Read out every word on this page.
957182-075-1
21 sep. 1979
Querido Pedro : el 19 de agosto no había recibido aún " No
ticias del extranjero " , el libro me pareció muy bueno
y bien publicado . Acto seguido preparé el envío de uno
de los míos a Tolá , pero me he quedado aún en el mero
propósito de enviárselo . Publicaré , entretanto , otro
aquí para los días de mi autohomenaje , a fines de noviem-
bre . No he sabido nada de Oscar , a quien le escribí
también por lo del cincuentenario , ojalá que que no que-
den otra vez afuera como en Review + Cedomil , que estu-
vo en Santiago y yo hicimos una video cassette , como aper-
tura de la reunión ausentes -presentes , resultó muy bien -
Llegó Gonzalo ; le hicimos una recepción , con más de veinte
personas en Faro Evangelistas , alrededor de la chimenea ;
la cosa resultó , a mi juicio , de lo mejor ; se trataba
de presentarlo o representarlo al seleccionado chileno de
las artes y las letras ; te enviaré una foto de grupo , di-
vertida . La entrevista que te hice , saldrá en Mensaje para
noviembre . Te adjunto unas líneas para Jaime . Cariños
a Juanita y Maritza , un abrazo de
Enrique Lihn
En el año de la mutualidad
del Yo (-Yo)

▬▬▬▬▬▬

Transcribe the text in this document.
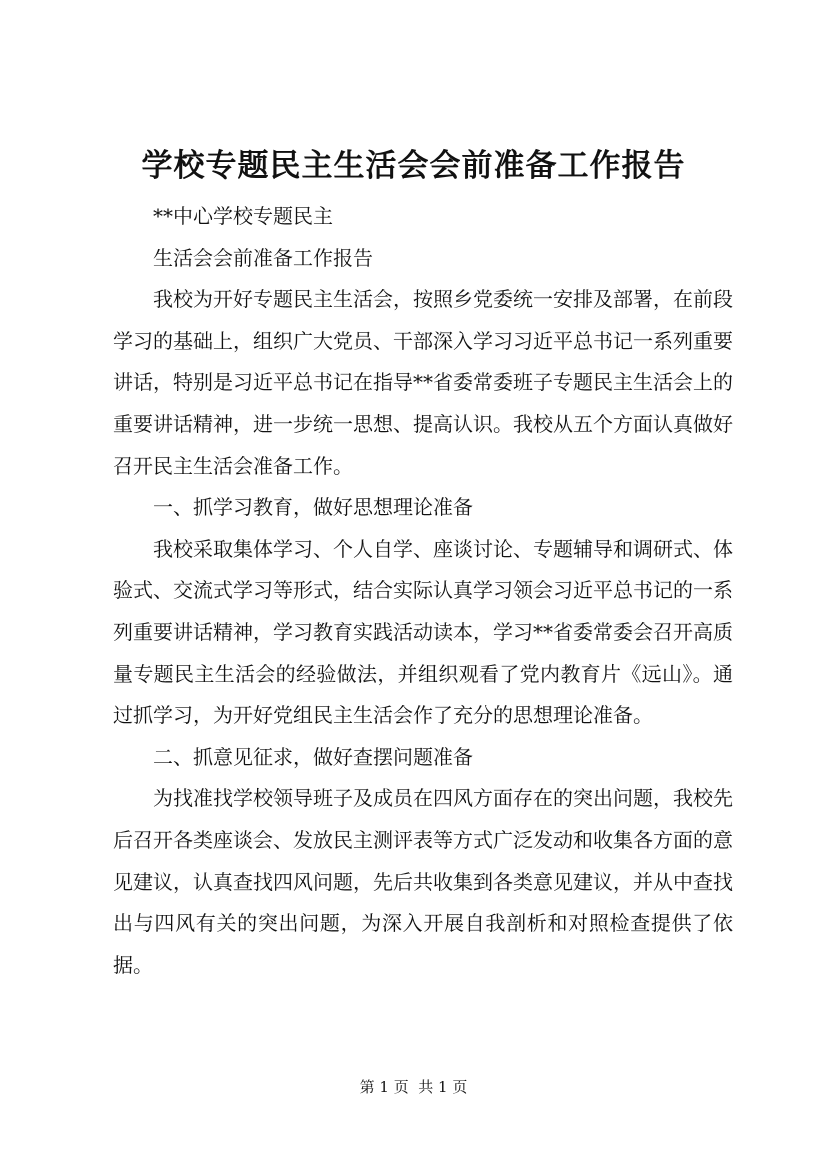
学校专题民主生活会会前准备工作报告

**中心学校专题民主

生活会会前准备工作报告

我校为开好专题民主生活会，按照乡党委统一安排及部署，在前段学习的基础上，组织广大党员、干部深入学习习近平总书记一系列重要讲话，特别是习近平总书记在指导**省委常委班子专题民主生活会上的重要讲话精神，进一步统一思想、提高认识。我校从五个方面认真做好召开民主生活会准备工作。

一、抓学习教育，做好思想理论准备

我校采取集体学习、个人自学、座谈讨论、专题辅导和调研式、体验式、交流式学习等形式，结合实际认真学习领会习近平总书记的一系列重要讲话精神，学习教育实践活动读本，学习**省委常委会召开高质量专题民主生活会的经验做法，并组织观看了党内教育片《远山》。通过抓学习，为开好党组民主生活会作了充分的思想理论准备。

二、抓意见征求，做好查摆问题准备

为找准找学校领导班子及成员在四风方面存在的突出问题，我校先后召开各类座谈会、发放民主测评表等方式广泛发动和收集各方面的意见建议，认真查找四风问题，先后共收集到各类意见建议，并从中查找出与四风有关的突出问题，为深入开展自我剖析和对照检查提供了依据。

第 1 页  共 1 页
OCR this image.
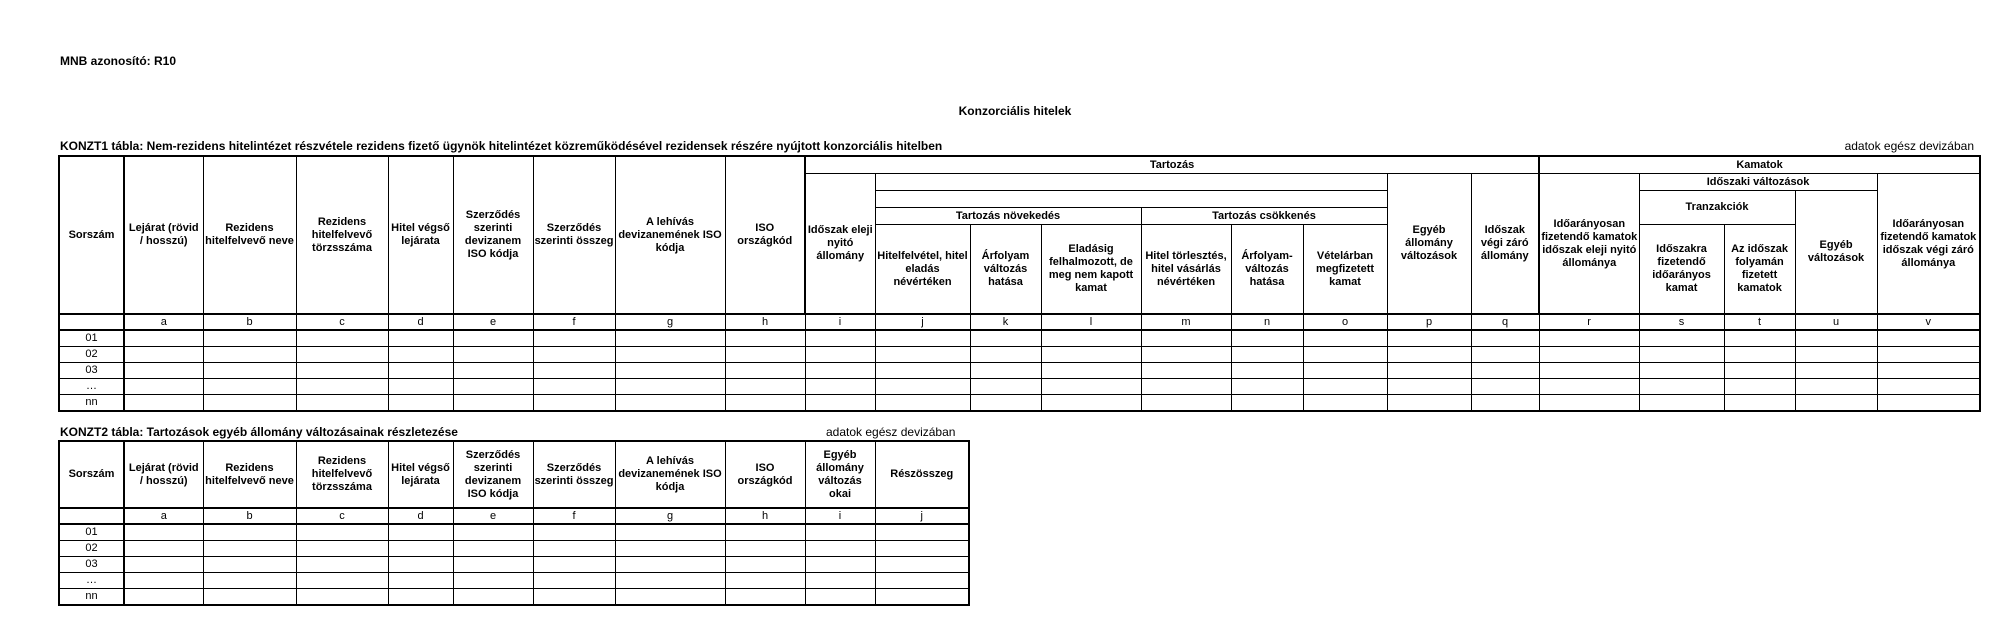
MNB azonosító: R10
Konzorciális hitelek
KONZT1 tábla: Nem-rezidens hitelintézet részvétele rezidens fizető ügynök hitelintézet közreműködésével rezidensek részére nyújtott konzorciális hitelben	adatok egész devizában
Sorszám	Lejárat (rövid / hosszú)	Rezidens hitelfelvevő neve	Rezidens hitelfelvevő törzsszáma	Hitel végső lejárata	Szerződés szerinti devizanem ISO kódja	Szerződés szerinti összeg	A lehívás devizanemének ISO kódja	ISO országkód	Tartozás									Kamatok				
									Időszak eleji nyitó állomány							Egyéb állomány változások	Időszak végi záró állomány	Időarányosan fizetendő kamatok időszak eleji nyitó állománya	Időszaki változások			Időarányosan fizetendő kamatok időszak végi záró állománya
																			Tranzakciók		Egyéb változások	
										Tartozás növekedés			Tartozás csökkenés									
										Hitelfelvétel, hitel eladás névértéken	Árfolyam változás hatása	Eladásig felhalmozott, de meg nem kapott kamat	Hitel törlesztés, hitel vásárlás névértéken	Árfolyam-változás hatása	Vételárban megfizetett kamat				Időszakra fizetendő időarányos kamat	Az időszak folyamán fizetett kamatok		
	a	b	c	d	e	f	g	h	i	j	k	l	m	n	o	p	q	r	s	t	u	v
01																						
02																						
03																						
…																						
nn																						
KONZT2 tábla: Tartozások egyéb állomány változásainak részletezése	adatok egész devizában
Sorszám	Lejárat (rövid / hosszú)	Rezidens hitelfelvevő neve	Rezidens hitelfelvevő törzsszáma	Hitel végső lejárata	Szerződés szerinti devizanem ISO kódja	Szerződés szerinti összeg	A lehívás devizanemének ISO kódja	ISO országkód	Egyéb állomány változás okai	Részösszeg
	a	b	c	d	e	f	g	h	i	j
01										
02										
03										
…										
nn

▬▬▬▬▬▬

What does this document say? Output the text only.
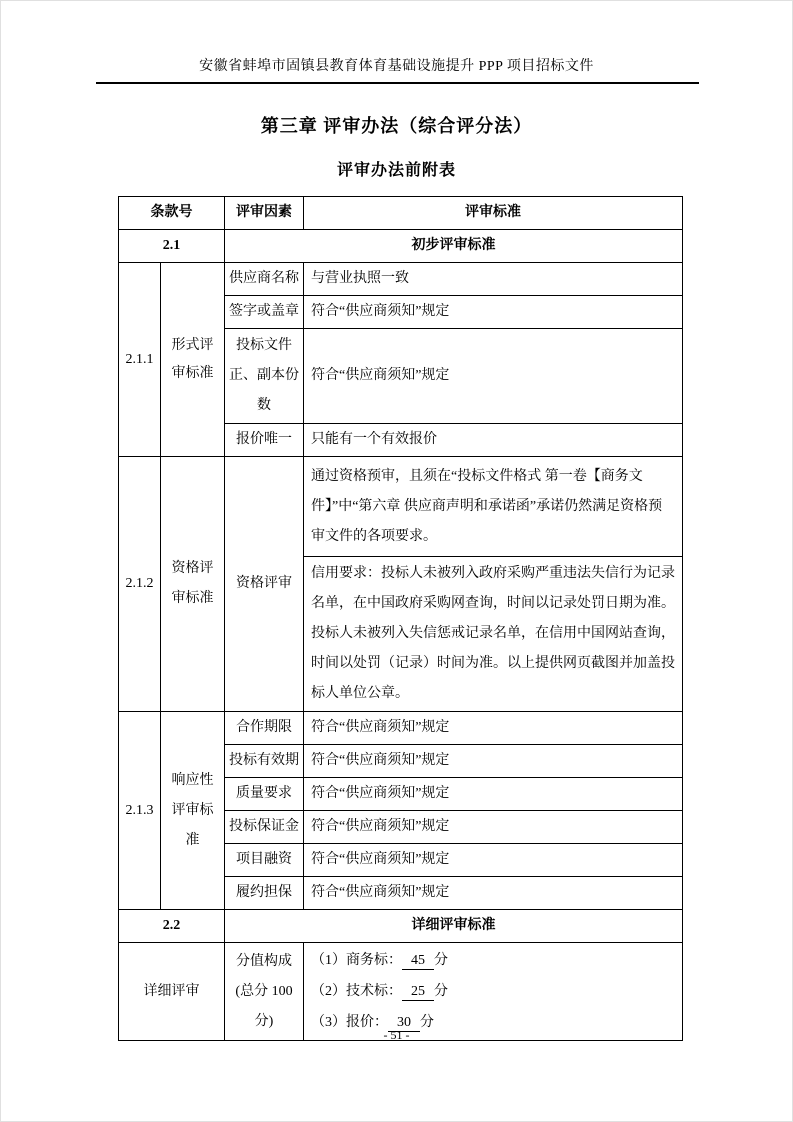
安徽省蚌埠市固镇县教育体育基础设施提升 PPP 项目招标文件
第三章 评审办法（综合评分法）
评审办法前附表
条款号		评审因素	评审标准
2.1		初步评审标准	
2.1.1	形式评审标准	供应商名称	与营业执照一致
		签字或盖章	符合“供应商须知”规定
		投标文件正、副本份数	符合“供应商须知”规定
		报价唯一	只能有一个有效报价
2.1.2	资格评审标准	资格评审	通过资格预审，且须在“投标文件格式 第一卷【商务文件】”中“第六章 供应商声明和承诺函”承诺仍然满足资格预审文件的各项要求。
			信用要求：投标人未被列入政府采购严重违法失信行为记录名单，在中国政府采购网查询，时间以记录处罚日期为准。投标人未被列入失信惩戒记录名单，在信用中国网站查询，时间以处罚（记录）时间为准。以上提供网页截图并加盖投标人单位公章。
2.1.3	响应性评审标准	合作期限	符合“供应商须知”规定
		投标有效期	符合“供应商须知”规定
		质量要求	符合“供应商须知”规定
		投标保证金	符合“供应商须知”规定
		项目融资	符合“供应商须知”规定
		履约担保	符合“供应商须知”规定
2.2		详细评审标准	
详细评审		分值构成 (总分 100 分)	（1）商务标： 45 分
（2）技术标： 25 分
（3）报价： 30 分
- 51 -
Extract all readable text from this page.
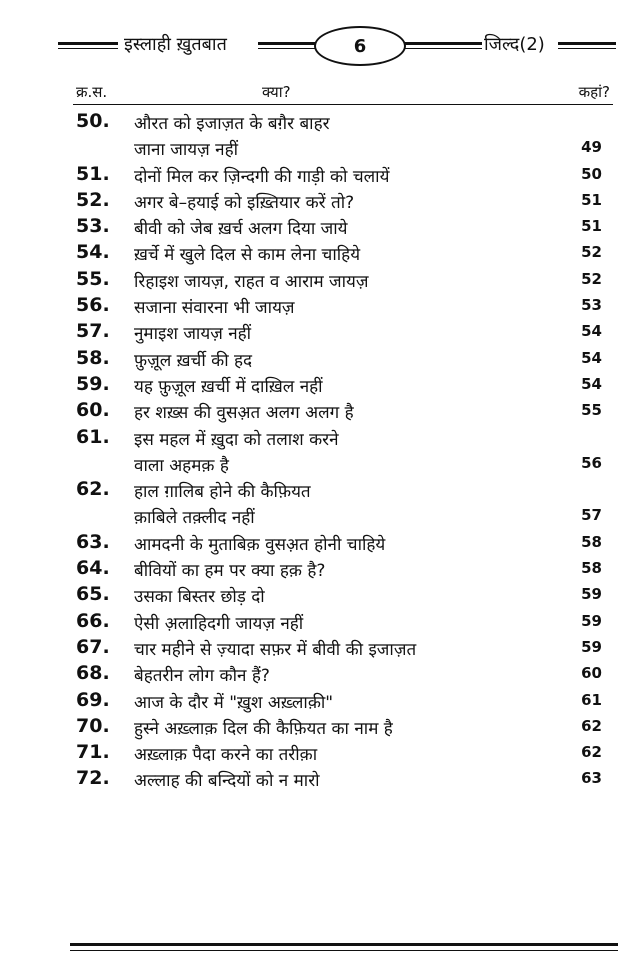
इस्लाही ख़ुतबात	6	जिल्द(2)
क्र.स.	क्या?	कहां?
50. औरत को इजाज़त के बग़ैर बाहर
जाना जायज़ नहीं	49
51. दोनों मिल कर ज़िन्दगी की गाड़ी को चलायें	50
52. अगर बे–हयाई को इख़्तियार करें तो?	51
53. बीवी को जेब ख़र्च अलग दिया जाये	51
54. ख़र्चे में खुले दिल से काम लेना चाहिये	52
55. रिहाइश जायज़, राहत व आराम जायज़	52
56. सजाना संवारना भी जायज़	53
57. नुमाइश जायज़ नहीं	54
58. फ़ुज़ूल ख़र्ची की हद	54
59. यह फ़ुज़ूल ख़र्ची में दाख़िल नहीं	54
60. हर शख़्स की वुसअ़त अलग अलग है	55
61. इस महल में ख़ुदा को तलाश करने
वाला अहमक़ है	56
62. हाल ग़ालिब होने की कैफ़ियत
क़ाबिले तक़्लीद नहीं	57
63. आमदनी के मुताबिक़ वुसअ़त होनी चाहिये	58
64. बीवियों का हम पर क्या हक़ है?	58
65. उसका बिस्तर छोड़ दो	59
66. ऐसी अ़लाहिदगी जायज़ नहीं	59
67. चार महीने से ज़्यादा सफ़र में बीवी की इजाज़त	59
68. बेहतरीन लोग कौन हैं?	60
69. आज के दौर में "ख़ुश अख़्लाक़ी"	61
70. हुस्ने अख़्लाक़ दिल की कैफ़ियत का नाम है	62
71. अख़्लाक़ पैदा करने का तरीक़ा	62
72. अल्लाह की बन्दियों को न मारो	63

▬▬▬▬▬▬

* **BRIEF**
Note each line of the entries that has "this" in it, and copy those lines.

* **RESPONSE TO THE TASK**
Read out every word on this page.
Transcribe the text in this document.
OCR this image.
What does this document say? Output the text only.
Extract all readable text from this page.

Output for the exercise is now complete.